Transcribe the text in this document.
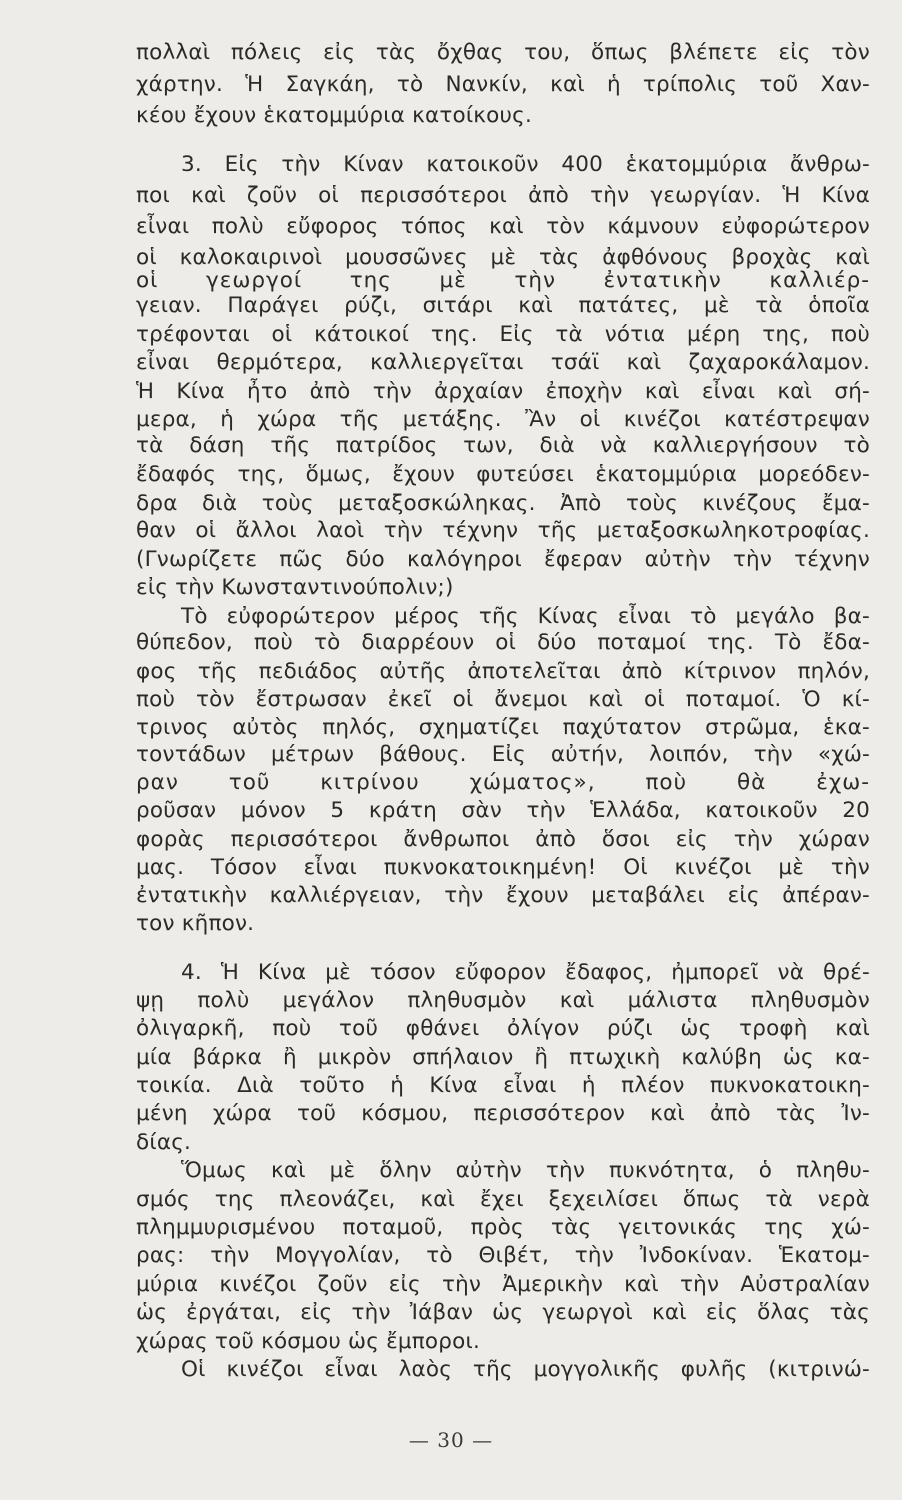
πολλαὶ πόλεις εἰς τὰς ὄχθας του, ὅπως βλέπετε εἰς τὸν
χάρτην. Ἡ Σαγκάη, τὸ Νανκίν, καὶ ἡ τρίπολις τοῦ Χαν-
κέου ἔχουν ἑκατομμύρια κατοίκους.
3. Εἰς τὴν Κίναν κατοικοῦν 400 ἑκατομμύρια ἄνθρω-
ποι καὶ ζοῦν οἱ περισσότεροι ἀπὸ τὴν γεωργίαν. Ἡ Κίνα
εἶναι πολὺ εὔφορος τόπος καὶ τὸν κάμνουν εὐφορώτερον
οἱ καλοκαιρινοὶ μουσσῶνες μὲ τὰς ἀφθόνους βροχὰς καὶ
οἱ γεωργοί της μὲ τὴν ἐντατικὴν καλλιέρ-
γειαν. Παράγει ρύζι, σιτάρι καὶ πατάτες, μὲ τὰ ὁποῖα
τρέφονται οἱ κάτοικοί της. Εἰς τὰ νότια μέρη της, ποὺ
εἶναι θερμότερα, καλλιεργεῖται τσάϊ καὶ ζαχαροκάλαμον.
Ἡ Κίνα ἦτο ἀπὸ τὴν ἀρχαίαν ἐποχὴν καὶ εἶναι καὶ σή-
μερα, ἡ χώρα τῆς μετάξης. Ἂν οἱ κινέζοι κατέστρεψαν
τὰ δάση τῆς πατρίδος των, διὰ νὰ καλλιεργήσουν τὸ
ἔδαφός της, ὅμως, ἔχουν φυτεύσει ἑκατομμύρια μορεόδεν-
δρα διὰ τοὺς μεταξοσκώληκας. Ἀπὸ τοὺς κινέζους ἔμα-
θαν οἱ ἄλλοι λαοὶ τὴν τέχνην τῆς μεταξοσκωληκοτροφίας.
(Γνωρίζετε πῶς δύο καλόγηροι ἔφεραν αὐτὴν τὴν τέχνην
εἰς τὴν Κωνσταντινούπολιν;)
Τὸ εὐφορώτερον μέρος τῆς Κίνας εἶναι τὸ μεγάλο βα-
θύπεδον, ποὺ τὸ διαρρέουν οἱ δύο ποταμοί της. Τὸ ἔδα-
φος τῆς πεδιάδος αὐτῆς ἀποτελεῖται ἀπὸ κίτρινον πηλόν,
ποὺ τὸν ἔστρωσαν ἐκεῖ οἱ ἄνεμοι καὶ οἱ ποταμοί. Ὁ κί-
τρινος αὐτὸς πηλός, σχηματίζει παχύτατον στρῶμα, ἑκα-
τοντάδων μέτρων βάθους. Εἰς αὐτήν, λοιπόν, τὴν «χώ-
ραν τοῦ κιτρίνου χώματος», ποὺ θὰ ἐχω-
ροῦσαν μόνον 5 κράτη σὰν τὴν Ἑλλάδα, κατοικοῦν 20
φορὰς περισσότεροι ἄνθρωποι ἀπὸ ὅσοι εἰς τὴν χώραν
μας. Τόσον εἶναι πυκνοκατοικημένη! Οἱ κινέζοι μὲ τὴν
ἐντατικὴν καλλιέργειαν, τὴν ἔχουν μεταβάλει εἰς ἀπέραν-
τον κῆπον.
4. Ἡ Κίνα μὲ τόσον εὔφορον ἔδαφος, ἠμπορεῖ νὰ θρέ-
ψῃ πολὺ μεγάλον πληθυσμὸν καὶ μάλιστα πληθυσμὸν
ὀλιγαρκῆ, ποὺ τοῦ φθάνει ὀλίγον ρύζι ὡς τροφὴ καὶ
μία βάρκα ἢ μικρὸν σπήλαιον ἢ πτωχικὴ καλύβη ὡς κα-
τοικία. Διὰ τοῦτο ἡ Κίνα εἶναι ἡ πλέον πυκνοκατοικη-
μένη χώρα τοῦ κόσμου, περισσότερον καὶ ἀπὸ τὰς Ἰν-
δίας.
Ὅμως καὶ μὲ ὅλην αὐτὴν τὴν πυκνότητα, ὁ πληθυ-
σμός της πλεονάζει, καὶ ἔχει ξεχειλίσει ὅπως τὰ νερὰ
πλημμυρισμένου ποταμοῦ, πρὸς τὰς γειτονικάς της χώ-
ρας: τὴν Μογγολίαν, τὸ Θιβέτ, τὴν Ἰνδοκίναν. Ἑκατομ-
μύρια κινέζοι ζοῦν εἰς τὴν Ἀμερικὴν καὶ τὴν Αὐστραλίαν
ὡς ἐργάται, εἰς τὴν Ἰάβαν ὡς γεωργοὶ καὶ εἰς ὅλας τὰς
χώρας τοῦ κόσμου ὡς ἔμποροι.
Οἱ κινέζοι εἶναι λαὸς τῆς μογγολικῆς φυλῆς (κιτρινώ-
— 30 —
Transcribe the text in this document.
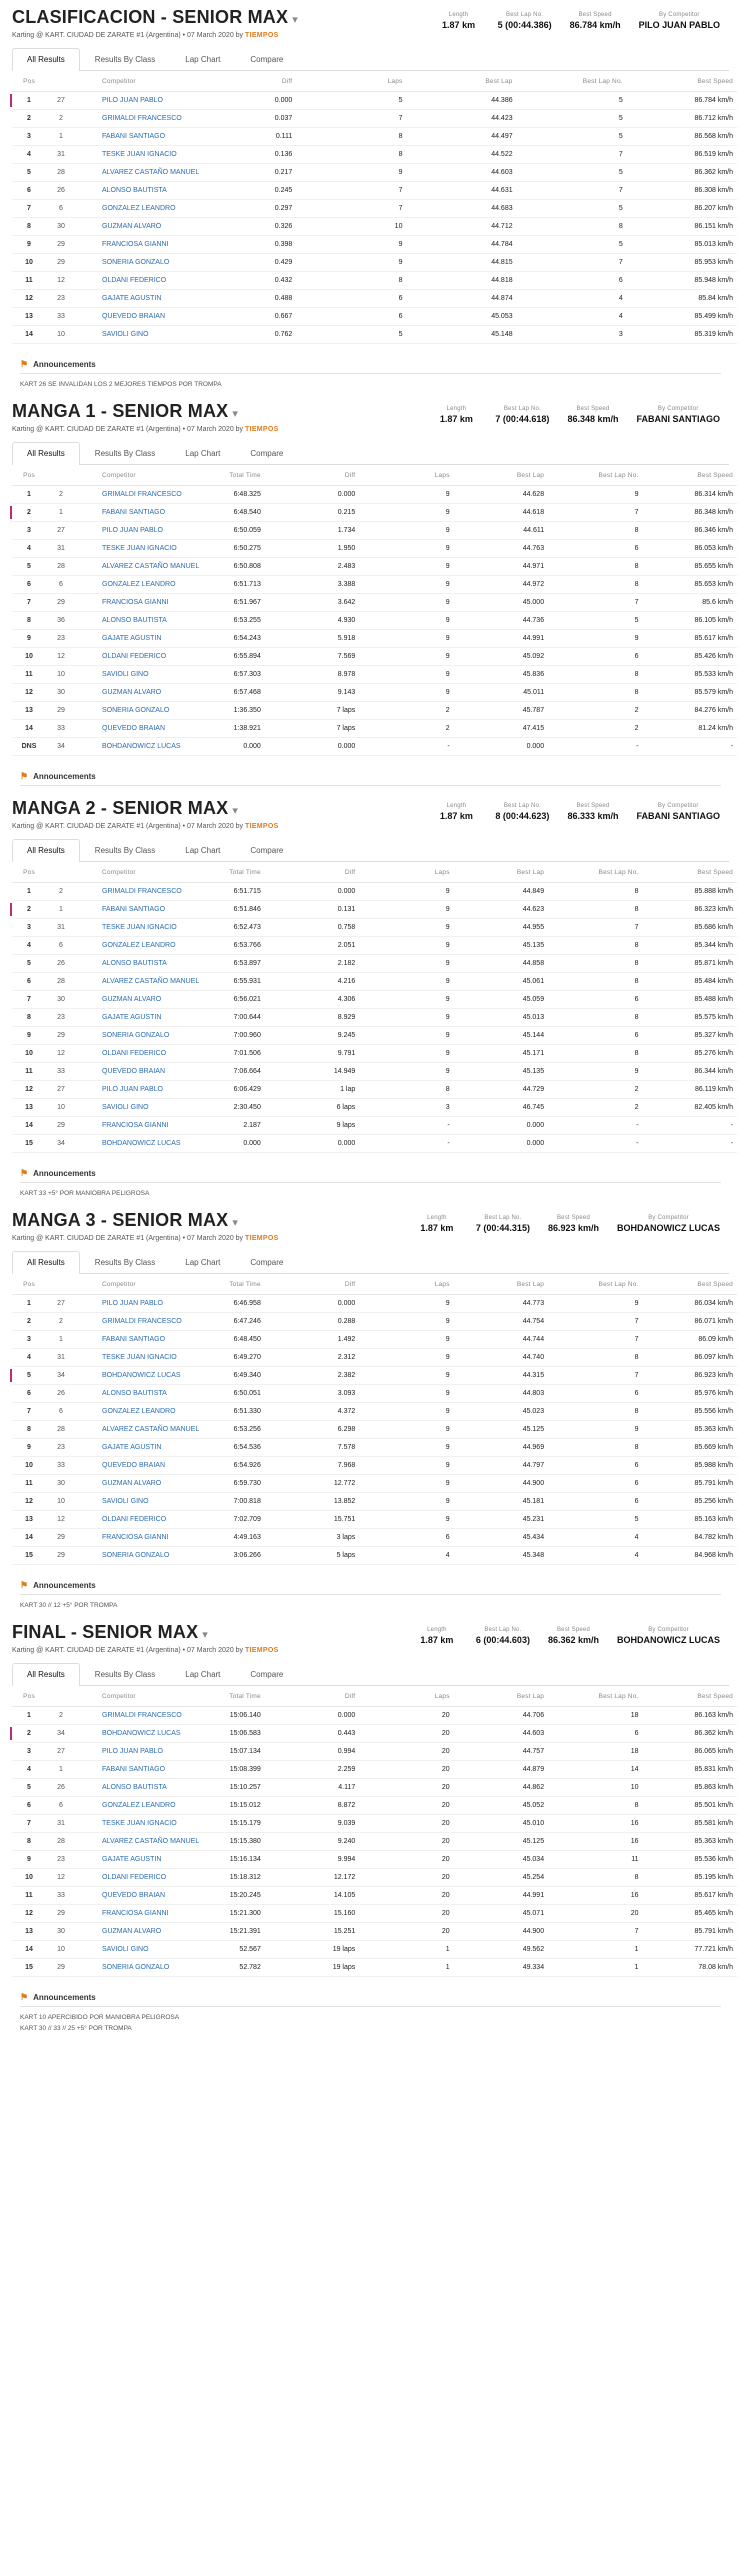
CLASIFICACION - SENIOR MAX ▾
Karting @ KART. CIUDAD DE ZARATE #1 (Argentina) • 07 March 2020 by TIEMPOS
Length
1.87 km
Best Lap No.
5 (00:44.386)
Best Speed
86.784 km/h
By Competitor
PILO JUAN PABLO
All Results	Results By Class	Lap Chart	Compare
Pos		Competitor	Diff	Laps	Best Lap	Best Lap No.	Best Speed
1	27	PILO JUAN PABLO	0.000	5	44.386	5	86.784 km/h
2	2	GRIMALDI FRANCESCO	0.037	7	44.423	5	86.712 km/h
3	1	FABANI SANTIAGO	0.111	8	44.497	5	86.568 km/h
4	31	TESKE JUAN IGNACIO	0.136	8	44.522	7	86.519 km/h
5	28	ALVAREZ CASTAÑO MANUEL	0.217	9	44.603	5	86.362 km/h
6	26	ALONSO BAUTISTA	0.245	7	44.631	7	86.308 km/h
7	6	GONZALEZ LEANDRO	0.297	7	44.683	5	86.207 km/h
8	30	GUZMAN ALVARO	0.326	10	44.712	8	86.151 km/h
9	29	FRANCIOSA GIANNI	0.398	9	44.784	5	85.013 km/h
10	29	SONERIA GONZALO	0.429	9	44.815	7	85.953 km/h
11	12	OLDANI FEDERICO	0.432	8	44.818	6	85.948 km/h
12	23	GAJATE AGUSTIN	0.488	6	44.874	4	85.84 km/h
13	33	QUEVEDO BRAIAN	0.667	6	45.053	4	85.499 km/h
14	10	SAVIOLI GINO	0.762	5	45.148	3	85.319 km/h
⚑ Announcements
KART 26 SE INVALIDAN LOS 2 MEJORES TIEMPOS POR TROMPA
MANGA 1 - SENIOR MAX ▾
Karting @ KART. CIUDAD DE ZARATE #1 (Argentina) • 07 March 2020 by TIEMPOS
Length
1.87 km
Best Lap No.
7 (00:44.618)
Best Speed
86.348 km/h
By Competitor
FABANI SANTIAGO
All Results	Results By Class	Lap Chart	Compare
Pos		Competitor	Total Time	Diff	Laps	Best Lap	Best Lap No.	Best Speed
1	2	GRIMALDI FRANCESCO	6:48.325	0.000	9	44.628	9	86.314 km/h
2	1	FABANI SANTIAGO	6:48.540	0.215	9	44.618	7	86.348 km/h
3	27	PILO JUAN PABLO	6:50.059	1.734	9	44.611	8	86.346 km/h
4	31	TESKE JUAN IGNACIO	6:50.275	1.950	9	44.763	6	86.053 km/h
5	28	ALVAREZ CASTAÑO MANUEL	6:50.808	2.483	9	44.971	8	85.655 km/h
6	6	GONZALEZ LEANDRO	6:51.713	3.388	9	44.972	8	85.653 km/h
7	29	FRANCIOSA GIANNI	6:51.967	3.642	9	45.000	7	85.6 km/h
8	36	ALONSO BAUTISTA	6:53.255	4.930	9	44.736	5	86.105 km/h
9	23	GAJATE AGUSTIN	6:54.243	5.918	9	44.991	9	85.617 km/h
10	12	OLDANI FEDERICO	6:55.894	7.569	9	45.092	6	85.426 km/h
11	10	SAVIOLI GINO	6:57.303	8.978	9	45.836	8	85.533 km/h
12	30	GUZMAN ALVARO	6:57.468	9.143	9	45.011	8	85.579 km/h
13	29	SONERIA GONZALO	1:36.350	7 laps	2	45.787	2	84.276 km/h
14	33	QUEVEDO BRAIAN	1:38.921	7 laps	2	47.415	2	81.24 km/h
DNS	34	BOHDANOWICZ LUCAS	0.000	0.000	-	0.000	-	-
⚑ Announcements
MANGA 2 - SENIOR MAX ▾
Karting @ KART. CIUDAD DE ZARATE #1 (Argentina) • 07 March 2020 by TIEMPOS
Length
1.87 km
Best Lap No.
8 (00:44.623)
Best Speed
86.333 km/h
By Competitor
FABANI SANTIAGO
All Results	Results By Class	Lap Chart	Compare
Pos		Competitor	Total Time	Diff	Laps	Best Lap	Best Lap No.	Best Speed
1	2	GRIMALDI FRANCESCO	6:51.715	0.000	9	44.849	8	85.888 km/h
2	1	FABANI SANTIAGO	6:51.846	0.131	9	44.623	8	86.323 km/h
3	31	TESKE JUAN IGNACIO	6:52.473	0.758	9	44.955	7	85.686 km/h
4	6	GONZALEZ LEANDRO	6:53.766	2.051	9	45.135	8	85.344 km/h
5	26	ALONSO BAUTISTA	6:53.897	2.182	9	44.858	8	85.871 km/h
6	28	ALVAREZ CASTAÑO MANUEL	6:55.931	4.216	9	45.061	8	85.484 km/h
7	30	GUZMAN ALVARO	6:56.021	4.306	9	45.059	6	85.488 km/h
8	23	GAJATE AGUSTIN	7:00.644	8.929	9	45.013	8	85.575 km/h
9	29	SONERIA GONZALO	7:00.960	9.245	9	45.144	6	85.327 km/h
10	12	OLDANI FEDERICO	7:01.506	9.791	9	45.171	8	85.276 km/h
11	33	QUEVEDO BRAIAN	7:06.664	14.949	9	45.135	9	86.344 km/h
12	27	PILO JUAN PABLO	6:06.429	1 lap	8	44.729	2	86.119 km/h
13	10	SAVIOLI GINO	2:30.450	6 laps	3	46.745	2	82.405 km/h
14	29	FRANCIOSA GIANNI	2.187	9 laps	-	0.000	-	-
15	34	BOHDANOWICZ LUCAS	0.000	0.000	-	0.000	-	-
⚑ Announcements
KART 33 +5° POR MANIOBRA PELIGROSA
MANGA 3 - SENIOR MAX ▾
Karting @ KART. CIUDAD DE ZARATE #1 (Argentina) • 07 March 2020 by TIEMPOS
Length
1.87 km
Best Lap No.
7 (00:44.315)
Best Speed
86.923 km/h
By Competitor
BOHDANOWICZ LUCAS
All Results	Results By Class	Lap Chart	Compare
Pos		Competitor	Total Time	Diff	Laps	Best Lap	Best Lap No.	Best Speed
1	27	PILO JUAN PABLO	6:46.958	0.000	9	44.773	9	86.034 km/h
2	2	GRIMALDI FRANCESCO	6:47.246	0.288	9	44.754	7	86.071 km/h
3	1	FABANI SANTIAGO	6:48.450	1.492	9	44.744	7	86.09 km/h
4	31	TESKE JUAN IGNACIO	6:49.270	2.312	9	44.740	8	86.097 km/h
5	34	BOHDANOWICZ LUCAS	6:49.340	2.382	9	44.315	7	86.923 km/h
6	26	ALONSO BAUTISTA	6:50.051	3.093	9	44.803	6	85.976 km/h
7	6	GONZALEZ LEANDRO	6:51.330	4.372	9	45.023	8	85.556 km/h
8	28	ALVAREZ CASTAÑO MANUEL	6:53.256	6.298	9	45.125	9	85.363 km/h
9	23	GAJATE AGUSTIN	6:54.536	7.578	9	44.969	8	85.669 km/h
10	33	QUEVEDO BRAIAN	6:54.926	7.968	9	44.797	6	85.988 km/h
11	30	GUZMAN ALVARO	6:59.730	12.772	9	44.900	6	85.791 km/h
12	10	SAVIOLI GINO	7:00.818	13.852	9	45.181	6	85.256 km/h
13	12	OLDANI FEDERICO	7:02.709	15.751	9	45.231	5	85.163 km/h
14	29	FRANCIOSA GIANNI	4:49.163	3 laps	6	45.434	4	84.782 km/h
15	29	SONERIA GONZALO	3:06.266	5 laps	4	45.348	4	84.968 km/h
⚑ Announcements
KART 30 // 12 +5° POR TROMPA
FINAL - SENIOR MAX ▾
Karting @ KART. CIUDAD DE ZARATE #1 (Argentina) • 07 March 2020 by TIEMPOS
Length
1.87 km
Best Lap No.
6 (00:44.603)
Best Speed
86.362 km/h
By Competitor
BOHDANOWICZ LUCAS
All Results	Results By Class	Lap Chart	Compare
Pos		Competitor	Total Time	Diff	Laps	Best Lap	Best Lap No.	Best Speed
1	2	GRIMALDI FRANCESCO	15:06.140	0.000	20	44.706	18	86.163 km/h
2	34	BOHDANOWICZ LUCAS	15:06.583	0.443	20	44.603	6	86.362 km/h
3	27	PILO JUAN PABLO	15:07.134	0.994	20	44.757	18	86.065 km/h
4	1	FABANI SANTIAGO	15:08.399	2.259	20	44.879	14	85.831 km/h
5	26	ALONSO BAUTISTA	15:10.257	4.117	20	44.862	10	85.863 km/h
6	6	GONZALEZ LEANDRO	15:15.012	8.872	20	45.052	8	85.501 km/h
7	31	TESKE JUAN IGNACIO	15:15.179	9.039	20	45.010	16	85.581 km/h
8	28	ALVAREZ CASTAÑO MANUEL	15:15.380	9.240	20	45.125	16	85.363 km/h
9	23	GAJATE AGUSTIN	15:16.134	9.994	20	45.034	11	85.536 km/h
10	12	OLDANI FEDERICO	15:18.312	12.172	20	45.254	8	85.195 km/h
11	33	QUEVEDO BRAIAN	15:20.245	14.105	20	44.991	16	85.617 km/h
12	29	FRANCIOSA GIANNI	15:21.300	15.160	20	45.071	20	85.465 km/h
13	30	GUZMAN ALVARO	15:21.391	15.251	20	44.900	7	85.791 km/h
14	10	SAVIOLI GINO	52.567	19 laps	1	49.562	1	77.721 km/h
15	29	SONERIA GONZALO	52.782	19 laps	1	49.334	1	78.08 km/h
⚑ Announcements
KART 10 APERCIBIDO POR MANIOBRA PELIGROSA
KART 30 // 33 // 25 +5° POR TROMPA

_ _ _ _ _

# INSTRUCTIONS TO FOLLOW:
Extract every line from the records above that contains the word "ἑκατομμύρια".

# FINISHED EXERCISE:
κέου ἔχουν ἑκατομμύρια κατοίκους.
3. Εἰς τὴν Κίναν κατοικοῦν 400 ἑκατομμύρια ἄνθρω-
ἔδαφός της, ὅμως, ἔχουν φυτεύσει ἑκατομμύρια μορεόδεν-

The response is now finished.